**Brief**
Copy out each line below that has the word "在相同的环境中观察" in it.

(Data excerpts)
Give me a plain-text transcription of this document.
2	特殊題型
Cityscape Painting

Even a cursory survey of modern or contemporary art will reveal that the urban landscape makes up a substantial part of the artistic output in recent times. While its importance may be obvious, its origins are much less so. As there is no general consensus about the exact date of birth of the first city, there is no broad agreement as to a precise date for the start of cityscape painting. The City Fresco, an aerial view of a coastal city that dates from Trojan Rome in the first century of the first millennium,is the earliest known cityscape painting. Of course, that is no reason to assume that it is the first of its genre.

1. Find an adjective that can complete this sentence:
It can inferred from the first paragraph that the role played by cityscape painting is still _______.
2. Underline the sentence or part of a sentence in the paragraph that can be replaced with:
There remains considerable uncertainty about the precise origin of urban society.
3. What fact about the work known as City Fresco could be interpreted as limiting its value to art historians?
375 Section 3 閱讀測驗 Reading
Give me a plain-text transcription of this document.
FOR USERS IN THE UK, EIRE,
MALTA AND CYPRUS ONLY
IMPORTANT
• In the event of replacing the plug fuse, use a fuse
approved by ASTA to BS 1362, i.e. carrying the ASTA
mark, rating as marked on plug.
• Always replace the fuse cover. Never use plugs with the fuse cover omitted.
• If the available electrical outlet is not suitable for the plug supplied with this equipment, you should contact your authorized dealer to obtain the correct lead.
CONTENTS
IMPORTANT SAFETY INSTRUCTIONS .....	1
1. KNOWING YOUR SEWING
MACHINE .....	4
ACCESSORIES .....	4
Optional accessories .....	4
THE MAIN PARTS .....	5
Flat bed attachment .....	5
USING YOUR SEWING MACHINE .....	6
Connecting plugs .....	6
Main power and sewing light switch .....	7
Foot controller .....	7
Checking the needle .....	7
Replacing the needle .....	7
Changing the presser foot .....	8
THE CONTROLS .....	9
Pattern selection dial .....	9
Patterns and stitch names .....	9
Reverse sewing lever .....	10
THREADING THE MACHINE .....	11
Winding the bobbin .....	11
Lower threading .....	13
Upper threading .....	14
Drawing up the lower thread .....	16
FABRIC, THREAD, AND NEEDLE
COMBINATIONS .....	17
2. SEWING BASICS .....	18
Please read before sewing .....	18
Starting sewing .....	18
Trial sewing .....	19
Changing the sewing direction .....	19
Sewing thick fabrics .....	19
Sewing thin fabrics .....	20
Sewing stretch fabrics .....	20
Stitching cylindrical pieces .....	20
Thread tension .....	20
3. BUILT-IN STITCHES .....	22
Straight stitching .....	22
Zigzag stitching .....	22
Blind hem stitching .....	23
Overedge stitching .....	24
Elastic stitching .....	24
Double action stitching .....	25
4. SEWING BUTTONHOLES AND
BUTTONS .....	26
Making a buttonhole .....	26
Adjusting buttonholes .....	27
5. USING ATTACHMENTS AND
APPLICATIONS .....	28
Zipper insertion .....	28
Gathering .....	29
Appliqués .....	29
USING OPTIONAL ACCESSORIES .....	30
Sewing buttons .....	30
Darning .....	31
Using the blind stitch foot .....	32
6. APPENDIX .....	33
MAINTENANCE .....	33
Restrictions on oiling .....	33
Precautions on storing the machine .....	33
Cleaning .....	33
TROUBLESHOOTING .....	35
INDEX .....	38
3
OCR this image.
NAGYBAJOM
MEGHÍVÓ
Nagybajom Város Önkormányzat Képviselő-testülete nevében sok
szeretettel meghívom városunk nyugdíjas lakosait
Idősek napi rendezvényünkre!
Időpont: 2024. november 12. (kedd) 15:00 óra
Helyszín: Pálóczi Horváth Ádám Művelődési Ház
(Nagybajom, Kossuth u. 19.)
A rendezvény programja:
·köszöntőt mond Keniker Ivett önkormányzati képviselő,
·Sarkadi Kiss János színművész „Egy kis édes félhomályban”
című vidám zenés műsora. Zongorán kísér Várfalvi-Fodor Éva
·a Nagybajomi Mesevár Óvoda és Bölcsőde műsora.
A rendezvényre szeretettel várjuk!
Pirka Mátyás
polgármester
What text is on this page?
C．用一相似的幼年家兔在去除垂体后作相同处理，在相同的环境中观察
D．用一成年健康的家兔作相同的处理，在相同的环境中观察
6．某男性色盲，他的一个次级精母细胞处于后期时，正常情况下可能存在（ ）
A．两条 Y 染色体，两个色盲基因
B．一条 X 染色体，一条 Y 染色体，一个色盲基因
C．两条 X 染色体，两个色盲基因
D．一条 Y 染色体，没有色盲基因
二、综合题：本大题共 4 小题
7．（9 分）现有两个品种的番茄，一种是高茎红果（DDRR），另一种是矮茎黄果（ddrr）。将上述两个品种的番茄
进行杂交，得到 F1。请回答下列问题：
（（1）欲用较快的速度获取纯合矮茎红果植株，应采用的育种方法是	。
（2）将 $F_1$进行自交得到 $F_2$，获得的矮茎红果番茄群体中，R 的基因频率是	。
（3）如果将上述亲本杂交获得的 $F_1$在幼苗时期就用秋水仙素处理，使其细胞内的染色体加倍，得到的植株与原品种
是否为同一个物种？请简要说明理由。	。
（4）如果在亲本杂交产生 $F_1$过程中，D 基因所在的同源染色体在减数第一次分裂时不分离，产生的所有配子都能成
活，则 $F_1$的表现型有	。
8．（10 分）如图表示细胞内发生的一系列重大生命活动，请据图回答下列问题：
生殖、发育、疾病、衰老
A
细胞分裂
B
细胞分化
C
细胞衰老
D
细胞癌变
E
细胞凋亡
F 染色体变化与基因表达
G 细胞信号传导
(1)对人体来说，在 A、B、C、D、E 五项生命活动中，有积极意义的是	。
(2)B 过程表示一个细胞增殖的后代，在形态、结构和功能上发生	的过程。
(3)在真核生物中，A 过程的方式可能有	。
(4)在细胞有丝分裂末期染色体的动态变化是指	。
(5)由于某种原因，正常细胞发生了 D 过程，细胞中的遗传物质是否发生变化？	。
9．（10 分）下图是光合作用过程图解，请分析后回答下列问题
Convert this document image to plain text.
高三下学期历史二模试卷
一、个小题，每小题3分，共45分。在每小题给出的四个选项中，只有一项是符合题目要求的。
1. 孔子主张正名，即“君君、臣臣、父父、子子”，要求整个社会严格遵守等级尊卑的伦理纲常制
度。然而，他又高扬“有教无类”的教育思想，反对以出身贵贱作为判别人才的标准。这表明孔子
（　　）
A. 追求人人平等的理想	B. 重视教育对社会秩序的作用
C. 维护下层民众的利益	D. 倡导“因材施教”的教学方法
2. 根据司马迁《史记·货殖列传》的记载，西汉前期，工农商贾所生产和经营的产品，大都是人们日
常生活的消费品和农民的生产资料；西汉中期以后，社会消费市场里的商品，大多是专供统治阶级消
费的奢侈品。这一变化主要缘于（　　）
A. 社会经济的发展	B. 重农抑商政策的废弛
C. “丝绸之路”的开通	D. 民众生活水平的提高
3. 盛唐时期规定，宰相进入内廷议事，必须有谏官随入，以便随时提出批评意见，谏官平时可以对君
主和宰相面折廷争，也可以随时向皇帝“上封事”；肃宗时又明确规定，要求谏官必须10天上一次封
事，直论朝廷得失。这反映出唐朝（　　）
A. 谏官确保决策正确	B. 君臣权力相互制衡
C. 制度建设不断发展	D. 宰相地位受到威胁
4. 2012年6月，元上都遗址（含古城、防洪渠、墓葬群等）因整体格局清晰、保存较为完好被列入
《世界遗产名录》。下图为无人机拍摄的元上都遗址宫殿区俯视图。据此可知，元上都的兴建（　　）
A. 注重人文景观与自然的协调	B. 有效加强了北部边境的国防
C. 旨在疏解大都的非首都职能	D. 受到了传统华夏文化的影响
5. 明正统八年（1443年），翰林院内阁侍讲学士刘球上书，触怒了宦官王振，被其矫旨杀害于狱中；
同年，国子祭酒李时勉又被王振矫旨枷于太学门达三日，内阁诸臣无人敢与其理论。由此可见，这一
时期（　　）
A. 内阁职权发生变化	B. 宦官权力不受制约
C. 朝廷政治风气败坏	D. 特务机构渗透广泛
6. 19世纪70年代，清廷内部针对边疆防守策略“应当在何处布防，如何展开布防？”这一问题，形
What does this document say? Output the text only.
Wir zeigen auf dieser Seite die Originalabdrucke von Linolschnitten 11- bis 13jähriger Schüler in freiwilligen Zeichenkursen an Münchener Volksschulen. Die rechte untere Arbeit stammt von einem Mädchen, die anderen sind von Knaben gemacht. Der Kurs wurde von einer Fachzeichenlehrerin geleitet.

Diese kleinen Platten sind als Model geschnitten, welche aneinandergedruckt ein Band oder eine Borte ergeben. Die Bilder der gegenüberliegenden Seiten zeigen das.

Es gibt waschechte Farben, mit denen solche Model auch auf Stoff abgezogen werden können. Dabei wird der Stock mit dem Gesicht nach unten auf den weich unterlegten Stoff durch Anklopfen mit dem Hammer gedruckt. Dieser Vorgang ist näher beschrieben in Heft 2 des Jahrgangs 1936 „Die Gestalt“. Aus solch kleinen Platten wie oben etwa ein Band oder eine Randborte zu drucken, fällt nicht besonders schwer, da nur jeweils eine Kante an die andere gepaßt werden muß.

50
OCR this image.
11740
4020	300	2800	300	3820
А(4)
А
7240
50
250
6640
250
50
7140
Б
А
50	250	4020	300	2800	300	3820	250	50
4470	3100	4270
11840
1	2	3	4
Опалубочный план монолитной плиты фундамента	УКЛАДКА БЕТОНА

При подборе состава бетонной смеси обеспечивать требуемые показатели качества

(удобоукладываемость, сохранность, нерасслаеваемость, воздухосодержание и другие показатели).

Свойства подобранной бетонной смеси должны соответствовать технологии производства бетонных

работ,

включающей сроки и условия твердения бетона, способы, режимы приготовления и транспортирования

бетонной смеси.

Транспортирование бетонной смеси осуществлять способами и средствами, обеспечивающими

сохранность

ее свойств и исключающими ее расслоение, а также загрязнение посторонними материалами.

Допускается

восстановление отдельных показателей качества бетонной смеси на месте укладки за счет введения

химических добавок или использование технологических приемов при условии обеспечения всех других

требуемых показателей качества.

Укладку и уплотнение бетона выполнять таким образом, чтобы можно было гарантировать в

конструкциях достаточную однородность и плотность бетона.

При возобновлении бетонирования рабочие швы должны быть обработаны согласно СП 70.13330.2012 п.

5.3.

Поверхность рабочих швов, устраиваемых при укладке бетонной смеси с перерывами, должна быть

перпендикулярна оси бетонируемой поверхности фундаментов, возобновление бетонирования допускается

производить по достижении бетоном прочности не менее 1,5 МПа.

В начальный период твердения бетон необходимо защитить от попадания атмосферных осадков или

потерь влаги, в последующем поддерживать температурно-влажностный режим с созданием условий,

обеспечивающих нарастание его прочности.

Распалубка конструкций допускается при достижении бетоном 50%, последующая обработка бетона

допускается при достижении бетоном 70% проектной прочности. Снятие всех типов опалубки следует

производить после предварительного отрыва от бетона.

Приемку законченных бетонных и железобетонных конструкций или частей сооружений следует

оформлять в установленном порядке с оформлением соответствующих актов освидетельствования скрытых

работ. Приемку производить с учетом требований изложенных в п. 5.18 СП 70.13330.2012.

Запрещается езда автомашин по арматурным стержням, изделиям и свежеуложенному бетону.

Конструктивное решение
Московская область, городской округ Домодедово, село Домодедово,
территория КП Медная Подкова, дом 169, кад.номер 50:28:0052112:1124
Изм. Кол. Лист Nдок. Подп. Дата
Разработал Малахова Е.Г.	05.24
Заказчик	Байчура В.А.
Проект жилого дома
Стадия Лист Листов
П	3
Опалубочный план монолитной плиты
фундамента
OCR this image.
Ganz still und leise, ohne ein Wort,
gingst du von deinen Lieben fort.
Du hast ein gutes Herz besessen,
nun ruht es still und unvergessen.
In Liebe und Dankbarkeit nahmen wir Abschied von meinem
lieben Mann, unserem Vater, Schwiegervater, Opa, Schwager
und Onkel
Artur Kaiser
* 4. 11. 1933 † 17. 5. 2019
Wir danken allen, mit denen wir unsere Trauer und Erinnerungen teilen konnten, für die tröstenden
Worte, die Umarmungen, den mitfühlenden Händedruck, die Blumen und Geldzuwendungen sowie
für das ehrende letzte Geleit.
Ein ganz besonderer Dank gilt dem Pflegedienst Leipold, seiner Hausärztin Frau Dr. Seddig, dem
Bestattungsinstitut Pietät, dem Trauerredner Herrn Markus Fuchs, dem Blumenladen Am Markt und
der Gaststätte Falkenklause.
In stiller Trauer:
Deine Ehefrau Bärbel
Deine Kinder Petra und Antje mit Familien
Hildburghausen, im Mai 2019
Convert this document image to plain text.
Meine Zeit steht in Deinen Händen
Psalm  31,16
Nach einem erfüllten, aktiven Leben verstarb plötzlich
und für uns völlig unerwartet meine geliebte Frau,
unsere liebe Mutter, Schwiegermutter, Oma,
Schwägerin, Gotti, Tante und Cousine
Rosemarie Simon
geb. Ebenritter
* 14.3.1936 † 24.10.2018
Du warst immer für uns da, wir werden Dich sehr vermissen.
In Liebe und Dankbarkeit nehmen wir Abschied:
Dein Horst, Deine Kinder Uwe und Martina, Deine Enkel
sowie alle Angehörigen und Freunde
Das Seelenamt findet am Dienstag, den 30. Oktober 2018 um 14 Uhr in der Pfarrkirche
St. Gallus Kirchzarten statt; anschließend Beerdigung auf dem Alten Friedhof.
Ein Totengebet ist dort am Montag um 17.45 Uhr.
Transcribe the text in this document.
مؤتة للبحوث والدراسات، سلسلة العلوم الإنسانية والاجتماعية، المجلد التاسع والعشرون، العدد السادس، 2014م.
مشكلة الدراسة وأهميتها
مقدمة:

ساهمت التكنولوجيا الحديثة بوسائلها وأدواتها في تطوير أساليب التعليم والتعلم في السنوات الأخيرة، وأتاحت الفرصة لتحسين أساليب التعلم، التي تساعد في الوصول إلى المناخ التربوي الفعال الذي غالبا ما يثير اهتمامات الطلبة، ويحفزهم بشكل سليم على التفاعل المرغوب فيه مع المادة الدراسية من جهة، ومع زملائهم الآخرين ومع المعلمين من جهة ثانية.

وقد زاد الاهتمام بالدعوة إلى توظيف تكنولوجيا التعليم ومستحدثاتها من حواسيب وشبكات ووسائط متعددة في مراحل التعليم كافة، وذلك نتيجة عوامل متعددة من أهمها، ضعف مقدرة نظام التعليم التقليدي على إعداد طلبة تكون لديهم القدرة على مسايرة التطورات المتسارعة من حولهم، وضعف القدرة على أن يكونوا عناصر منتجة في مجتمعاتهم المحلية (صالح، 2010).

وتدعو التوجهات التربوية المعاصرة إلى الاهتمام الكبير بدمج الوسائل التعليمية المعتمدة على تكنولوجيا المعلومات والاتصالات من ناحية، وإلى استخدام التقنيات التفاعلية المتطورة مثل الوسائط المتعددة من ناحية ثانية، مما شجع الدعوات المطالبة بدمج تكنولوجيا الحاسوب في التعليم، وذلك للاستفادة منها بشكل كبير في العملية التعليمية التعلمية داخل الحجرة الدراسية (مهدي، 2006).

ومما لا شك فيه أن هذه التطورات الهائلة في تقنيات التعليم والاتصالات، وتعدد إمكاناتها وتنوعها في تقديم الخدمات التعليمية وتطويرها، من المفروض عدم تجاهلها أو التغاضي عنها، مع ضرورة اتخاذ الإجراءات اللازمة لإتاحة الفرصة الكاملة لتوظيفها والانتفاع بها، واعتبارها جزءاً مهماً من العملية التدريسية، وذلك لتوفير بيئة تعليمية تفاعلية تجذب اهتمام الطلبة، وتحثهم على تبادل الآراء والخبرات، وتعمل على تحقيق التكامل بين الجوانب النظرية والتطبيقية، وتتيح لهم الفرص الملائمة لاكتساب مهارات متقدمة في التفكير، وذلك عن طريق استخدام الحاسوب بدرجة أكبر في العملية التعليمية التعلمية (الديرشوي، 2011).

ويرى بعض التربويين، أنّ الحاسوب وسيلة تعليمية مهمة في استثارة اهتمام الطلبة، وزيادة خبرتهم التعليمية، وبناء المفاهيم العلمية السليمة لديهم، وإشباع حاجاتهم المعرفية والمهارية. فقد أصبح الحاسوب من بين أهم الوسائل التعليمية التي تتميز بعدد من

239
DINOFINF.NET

**The response**
C．用一相似的幼年家兔在去除垂体后作相同处理，在相同的环境中观察
D．用一成年健康的家兔作相同的处理，在相同的环境中观察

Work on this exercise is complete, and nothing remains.